Directive:
Copy out all the lines in the records that include the word "muzlash".

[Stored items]
+++

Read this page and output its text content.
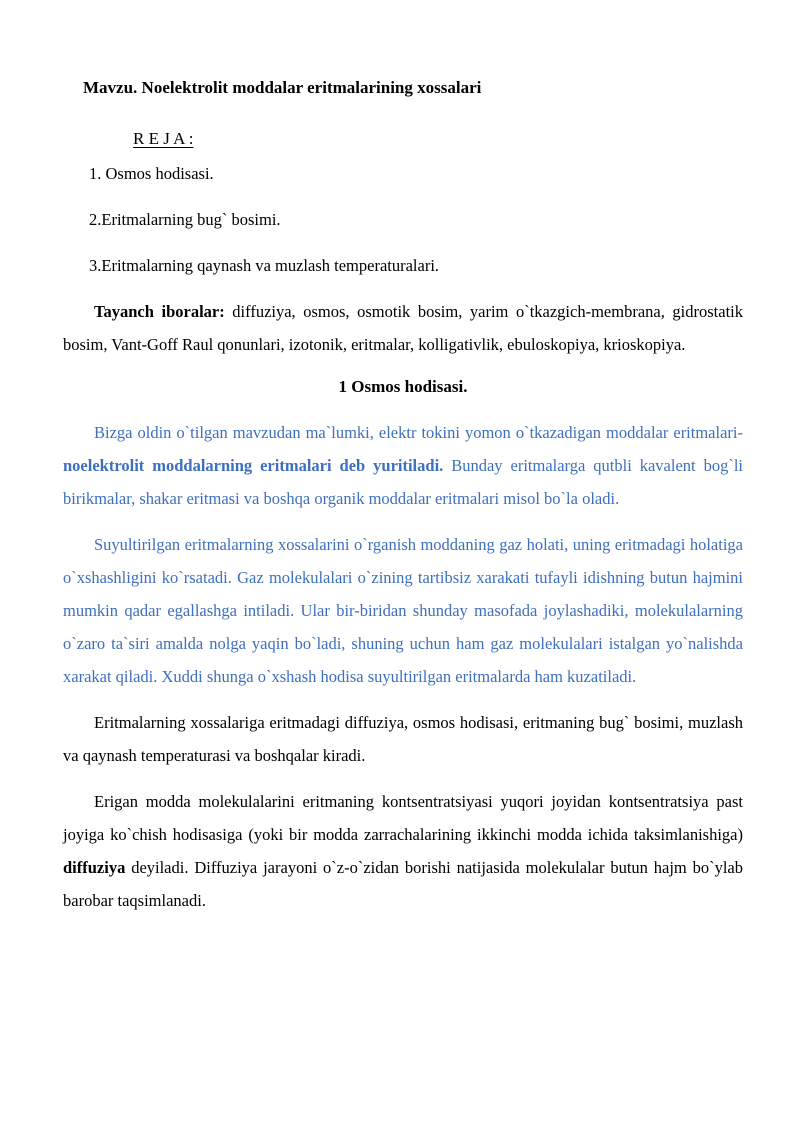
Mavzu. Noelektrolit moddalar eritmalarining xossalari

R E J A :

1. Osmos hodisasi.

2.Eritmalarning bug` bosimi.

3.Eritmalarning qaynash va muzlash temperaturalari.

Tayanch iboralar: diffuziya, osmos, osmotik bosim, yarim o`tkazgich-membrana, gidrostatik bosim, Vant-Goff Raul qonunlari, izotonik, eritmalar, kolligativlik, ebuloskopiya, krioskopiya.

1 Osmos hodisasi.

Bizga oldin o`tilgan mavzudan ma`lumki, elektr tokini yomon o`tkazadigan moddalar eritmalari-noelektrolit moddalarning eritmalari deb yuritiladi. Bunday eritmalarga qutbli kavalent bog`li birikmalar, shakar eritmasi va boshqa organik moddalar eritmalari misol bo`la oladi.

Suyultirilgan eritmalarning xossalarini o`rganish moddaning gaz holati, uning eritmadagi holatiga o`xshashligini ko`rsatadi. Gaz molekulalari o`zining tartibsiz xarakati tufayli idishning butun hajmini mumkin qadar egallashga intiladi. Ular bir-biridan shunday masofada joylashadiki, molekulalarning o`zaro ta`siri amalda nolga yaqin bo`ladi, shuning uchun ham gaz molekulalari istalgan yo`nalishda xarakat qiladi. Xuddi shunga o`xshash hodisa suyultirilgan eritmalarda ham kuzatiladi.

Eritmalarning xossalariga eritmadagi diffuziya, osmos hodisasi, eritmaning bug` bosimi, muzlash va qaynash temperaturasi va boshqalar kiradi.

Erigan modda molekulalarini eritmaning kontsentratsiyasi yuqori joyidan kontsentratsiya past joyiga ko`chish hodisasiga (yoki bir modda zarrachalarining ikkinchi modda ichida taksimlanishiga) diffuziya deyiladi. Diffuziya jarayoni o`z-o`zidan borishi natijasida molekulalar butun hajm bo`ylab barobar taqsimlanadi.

+++

Correct result:
3.Eritmalarning qaynash va muzlash temperaturalari.
Eritmalarning xossalariga eritmadagi diffuziya, osmos hodisasi, eritmaning bug` bosimi, muzlash va qaynash temperaturasi va boshqalar kiradi.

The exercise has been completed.